━━━ Input for this task

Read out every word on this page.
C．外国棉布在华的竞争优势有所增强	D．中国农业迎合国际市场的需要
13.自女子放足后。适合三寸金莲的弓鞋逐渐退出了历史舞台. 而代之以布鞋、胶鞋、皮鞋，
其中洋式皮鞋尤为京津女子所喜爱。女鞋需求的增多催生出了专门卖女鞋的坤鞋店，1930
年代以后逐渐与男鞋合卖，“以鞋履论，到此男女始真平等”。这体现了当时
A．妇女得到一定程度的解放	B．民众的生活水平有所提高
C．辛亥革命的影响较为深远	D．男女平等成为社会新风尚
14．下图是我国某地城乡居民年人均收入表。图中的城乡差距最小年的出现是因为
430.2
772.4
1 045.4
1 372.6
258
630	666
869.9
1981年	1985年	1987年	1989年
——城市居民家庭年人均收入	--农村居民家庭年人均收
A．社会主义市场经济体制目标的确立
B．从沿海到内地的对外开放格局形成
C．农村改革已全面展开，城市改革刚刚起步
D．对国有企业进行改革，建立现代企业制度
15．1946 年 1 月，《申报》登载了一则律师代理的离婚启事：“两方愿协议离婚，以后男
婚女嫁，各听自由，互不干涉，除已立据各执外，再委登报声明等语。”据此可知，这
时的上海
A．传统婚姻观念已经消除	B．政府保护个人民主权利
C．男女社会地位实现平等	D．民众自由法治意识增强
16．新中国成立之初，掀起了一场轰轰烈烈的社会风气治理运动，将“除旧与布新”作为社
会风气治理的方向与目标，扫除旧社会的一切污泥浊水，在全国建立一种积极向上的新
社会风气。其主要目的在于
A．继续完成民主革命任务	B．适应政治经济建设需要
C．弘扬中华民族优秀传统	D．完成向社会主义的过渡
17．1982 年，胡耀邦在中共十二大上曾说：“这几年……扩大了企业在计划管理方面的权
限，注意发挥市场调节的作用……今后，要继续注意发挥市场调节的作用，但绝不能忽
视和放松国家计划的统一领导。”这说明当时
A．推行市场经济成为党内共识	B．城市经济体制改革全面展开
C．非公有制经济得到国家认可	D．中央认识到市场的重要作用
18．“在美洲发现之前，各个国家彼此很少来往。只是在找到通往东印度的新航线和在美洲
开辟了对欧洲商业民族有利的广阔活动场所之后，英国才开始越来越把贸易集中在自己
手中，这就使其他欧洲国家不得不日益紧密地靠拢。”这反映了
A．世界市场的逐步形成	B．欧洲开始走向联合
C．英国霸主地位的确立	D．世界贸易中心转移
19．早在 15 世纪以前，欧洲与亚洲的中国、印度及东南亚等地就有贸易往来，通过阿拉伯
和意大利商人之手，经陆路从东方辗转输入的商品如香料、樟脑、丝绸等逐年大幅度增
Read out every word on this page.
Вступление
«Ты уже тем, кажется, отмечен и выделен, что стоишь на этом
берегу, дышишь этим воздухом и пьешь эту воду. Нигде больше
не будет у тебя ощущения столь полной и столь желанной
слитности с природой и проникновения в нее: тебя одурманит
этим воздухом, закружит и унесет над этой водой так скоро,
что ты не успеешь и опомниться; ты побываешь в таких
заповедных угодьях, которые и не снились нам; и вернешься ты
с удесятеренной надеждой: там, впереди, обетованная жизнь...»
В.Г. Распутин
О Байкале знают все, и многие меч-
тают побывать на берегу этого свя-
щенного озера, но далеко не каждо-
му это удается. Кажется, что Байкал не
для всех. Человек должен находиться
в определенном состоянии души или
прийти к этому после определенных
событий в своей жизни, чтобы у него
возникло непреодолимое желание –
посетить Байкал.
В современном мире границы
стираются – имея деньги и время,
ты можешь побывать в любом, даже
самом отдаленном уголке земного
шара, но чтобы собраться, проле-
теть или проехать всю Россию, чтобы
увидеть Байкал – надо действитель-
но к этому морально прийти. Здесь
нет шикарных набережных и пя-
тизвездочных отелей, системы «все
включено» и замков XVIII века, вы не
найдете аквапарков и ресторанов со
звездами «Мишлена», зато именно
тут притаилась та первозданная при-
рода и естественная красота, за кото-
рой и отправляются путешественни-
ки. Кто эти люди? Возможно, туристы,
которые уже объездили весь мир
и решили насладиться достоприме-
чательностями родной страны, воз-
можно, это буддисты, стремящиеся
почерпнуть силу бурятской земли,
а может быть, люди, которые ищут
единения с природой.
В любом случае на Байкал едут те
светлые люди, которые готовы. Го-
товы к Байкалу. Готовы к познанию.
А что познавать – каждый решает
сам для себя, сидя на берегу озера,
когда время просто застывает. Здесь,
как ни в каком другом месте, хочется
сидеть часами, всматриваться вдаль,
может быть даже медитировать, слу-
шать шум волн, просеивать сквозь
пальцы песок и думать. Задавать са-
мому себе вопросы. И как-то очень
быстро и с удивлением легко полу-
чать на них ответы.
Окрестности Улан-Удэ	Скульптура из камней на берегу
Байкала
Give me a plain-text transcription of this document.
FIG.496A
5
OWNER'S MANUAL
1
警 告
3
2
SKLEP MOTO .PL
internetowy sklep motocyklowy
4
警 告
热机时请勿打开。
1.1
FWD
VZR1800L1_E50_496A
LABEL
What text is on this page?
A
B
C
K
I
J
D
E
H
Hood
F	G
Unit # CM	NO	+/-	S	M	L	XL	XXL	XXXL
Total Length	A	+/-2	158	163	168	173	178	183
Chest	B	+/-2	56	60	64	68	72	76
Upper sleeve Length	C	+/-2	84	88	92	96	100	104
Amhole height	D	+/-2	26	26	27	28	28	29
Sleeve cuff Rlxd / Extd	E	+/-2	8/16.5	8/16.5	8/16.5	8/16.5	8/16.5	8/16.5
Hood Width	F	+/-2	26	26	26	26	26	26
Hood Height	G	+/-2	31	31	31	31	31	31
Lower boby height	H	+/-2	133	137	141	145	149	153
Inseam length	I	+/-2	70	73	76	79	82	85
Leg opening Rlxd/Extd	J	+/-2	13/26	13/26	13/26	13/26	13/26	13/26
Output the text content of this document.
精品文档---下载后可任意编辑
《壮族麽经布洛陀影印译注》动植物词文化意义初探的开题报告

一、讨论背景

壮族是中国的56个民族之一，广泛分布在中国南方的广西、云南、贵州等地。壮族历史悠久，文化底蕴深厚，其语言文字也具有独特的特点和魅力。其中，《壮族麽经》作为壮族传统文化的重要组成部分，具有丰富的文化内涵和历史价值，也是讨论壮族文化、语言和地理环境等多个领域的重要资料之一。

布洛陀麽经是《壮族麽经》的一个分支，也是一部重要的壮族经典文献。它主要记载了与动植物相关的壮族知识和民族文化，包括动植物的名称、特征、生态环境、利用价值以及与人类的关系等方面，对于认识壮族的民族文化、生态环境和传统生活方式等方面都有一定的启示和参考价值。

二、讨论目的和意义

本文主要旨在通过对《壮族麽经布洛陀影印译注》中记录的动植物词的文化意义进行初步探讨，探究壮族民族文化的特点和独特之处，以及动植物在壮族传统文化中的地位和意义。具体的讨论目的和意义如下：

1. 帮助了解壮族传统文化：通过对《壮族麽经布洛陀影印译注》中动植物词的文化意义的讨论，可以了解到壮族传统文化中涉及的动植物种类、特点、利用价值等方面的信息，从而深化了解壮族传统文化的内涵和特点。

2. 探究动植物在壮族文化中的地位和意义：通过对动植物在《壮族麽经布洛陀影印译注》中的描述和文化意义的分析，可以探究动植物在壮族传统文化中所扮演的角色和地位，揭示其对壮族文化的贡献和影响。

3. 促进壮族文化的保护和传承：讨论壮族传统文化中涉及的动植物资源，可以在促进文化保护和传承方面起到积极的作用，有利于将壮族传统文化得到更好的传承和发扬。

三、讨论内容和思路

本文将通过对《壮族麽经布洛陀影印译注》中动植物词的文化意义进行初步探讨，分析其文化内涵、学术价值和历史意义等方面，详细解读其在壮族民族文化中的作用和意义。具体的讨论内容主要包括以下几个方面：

━━━━━━

## [Do this]
Wherever the string "document" appears in the entries above, list that line.

## [Solution for this exercise]
Give me a plain-text transcription of this document.
Output the text content of this document.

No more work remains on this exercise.